▸ Activity:
Answer these questions from the text on MASLD and GLP-1 therapy:
1. What share of US adults is MASLD estimated to affect?
2. How much weight reduction is generally required for histologic MASH resolution?
3. Which absorption technology does Rybelsus use to deliver semaglutide as a tablet?

▸ Excerpted text:
* * * * * * *
What Is NAFLD / MASLD and Why GLP-1 Therapy Is Relevant

Metabolic-associated steatotic liver disease, abbreviated MASLD and formerly called nonalcoholic fatty liver disease (NAFLD), affects an estimated 25 to 30 percent of US adults [1]. The condition is defined by hepatic steatosis of at least 5 percent by imaging or biopsy, occurring alongside at least one metabolic risk factor such as elevated BMI, type 2 diabetes, hypertension, or dyslipidemia [2]. Without intervention, roughly 20 percent of MASLD cases progress to metabolic-associated steatohepatitis (MASH), which carries a real risk of cirrhosis and hepatocellular carcinoma [3].

GLP-1 receptor agonists fit this condition for a specific mechanistic reason. The GLP-1 receptor is expressed in hepatocytes, and agonism at that receptor reduces de novo lipogenesis, increases fatty acid oxidation, and attenuates liver inflammation through downstream effects on nuclear factor-kappa B signaling [4]. Weight loss compounds the benefit: each 5 to 7 percent reduction in body weight correlates with measurable improvement in hepatic steatosis on MRI-PDFF, and a 10 percent weight reduction is generally required for histologic MASH resolution [5].

Rybelsus delivers semaglutide, the same active molecule as Ozempic and Wegovy, in an oral tablet format using the SNAC absorption technology [6]. Its oral bioavailability is lower than injectable forms (roughly 1 percent), so doses are calibrated higher on a milligram-per-milligram basis to produce comparable plasma levels. For NAFLD / MASLD patients who have type 2 diabetes, Rybelsus provides a dual-purpose approach: glycemic control and hepatic fat reduction from a single daily tablet.
* * * * * * *
▸ Data extracts:
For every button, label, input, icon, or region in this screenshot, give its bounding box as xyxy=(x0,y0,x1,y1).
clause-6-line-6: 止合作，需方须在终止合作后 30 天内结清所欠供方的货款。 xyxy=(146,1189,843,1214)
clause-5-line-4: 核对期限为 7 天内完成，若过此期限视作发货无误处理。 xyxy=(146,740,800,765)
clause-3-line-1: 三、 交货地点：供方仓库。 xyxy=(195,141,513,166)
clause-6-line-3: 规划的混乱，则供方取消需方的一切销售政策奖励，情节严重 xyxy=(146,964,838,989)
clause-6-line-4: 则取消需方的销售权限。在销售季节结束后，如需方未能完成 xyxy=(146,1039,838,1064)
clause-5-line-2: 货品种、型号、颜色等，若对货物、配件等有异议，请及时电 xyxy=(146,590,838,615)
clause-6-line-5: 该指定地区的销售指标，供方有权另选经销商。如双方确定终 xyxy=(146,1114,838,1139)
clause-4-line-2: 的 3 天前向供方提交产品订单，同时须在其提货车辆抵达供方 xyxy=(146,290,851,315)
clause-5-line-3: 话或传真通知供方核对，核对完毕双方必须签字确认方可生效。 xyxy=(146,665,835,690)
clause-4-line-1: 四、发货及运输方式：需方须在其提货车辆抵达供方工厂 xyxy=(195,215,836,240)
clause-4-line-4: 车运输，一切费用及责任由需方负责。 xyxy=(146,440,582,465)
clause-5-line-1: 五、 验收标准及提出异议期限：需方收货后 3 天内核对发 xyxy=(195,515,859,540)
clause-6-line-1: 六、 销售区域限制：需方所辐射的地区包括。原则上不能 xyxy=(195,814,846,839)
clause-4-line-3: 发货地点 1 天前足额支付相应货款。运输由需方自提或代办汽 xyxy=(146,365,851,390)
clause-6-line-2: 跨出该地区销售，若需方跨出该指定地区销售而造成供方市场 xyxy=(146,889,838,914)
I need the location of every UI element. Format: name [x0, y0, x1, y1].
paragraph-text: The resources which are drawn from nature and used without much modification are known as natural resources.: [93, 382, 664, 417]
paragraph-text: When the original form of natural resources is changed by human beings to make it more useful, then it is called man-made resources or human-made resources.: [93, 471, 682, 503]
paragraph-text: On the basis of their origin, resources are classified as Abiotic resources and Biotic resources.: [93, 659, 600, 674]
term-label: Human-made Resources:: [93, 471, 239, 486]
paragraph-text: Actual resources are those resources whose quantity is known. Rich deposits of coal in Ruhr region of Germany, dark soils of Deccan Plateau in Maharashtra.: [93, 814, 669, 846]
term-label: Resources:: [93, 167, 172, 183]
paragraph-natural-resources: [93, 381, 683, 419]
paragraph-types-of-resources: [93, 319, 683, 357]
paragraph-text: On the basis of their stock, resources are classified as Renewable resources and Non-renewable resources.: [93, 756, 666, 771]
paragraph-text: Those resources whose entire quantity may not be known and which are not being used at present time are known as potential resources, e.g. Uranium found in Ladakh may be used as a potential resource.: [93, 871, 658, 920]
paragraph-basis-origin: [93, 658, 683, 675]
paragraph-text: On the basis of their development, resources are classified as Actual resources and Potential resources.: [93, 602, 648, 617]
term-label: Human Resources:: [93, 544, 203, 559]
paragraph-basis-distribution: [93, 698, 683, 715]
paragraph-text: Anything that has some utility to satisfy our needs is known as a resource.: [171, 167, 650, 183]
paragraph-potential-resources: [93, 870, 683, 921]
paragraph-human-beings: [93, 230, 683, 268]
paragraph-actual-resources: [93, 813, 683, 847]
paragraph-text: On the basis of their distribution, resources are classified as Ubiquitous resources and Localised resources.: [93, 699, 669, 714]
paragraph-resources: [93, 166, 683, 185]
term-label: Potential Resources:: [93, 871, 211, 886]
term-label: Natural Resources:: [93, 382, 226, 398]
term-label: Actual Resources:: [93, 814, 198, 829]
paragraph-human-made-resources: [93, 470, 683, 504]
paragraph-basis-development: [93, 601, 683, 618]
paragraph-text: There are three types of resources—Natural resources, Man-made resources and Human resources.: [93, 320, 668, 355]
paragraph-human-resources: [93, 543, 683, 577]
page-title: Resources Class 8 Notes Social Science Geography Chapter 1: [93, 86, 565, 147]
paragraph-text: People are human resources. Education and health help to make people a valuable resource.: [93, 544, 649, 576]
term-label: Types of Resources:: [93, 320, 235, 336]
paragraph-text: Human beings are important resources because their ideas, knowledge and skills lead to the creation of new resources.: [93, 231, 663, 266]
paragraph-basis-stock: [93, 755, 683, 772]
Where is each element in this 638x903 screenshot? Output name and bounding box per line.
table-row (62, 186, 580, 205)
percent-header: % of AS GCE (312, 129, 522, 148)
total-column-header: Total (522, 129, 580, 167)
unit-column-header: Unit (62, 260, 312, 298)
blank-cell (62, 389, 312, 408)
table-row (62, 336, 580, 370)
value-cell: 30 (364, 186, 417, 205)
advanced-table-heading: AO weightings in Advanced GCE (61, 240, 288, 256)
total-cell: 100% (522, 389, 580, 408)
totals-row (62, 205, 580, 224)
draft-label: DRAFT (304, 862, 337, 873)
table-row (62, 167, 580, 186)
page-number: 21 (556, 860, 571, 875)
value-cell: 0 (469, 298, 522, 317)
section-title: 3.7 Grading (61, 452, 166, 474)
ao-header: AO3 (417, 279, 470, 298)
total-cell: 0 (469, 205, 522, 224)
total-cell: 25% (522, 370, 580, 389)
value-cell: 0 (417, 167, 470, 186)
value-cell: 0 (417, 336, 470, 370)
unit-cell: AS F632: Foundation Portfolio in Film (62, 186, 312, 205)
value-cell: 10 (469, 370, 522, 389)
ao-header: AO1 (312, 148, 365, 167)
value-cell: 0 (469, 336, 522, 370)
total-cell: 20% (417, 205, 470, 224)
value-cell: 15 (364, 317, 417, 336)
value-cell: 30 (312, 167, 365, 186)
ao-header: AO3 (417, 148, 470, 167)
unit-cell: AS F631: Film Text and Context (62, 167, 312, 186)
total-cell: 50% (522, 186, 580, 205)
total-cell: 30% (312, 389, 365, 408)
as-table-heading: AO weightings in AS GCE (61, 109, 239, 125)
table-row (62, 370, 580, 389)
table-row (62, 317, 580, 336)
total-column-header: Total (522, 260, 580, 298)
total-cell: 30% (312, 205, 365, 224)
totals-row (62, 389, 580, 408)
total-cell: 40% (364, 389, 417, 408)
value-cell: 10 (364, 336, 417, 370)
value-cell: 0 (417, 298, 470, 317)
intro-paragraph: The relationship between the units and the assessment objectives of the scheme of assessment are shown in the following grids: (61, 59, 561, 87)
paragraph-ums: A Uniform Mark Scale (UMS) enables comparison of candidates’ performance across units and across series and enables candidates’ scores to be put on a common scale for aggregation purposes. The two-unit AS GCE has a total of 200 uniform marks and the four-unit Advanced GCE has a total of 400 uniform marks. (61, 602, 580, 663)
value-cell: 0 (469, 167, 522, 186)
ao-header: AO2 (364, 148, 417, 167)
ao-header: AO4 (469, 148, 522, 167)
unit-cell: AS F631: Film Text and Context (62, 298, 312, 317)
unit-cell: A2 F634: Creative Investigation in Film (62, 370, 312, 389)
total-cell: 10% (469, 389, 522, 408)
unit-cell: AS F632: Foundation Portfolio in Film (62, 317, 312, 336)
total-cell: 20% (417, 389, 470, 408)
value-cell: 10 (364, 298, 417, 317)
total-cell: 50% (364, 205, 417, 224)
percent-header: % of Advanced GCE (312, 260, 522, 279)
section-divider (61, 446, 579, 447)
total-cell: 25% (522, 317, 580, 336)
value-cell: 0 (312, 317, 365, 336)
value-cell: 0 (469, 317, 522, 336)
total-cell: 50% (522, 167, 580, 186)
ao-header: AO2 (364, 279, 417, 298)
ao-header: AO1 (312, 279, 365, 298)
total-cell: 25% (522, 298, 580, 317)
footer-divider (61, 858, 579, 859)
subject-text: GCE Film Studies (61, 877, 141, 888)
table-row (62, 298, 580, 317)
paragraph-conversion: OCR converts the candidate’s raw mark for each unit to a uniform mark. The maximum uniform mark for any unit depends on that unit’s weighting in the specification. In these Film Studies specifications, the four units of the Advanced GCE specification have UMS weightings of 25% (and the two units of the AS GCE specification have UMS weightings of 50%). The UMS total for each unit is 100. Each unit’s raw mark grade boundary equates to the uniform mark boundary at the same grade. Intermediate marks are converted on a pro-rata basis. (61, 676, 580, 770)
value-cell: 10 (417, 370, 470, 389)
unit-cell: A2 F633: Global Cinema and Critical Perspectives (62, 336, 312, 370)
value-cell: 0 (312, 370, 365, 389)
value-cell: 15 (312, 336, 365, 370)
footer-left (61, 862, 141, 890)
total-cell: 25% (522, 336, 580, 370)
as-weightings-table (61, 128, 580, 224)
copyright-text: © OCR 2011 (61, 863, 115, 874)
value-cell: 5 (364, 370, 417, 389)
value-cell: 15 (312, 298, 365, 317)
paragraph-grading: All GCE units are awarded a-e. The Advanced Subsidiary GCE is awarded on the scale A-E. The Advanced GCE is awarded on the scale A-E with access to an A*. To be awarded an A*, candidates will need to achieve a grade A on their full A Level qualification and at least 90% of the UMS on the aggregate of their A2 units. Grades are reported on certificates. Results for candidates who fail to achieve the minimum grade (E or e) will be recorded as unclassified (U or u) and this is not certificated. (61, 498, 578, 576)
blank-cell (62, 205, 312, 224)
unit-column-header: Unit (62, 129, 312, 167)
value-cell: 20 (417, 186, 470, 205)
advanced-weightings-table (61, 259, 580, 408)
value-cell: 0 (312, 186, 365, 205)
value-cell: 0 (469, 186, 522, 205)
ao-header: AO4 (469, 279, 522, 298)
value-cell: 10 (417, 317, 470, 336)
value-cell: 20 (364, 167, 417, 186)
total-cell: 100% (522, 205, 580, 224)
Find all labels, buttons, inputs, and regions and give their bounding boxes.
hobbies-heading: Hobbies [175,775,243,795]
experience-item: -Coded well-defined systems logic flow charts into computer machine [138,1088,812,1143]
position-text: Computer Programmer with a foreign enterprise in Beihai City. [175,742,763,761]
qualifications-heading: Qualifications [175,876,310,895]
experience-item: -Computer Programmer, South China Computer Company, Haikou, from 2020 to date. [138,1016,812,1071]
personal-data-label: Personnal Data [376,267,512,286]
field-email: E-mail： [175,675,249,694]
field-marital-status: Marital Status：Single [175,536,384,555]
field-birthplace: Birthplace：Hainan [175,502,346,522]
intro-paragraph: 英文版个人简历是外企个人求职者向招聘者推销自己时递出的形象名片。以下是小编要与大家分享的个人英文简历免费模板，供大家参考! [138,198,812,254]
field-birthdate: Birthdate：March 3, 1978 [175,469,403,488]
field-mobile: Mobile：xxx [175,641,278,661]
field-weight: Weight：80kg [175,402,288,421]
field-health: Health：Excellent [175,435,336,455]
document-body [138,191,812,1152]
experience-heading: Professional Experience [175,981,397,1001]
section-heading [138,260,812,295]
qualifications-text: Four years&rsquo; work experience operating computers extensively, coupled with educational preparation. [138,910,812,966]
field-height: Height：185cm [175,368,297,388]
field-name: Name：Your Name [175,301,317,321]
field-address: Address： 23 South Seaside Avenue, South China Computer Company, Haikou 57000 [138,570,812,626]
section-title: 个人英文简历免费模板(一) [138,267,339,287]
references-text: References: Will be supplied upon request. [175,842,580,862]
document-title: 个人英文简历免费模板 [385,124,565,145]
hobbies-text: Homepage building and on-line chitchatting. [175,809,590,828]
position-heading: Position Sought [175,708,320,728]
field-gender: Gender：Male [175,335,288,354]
* * * * * * *
▸ Exercise output:
1. An estimated 25 to 30 percent.
2. A 10 percent weight reduction.
3. The SNAC absorption technology.